Please recast the data below as a Markdown table with the columns "Row" and "Line," giving each line its own numbered row and leaving out blank lines.

▸ **MATERIALS PROVIDED**:
[START]

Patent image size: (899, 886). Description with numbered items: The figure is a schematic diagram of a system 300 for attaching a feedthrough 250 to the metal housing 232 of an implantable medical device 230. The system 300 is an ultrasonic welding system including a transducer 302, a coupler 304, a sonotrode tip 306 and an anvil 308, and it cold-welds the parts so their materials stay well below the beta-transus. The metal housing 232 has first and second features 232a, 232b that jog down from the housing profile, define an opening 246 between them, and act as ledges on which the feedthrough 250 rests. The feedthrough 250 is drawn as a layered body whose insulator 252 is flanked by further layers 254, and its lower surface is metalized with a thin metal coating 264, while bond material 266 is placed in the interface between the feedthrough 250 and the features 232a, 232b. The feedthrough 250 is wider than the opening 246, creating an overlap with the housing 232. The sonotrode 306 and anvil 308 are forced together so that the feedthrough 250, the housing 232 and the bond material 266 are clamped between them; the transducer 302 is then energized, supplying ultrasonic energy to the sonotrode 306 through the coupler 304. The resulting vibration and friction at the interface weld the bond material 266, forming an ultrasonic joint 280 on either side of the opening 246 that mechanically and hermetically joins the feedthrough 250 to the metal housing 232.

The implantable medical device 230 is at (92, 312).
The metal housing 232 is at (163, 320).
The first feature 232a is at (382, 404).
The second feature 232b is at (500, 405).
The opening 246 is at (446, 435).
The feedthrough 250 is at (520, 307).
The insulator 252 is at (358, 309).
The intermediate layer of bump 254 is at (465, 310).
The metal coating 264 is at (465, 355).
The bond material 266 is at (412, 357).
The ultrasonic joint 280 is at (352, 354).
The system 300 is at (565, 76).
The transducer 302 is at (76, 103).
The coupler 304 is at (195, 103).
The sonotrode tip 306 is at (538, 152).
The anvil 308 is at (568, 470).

[END]

▸ **EXERCISE ANSWER**:
| Row | Line |
|---|---|
| 1 | Patent image size: (899, 886). Description with numbered items: The figure is a schematic diagram of a system 300 for attaching a feedthrough 250 to the metal housing 232 of an implantable medical device 230. The system 300 is an ultrasonic welding system including a transducer 302, a coupler 304, a sonotrode tip 306 and an anvil 308, and it cold-welds the parts so their materials stay well below the beta-transus. The metal housing 232 has first and second features 232a, 232b that jog down from the housing profile, define an opening 246 between them, and act as ledges on which the feedthrough 250 rests. The feedthrough 250 is drawn as a layered body whose insulator 252 is flanked by further layers 254, and its lower surface is metalized with a thin metal coating 264, while bond material 266 is placed in the interface between the feedthrough 250 and the features 232a, 232b. The feedthrough 250 is wider than the opening 246, creating an overlap with the housing 232. The sonotrode 306 and anvil 308 are forced together so that the feedthrough 250, the housing 232 and the bond material 266 are clamped between them; the transducer 302 is then energized, supplying ultrasonic energy to the sonotrode 306 through the coupler 304. The resulting vibration and friction at the interface weld the bond material 266, forming an ultrasonic joint 280 on either side of the opening 246 that mechanically and hermetically joins the feedthrough 250 to the metal housing 232. |
| 2 | The implantable medical device 230 is at (92, 312). |
| 3 | The metal housing 232 is at (163, 320). |
| 4 | The first feature 232a is at (382, 404). |
| 5 | The second feature 232b is at (500, 405). |
| 6 | The opening 246 is at (446, 435). |
| 7 | The feedthrough 250 is at (520, 307). |
| 8 | The insulator 252 is at (358, 309). |
| 9 | The intermediate layer of bump 254 is at (465, 310). |
| 10 | The metal coating 264 is at (465, 355). |
| 11 | The bond material 266 is at (412, 357). |
| 12 | The ultrasonic joint 280 is at (352, 354). |
| 13 | The system 300 is at (565, 76). |
| 14 | The transducer 302 is at (76, 103). |
| 15 | The coupler 304 is at (195, 103). |
| 16 | The sonotrode tip 306 is at (538, 152). |
| 17 | The anvil 308 is at (568, 470). |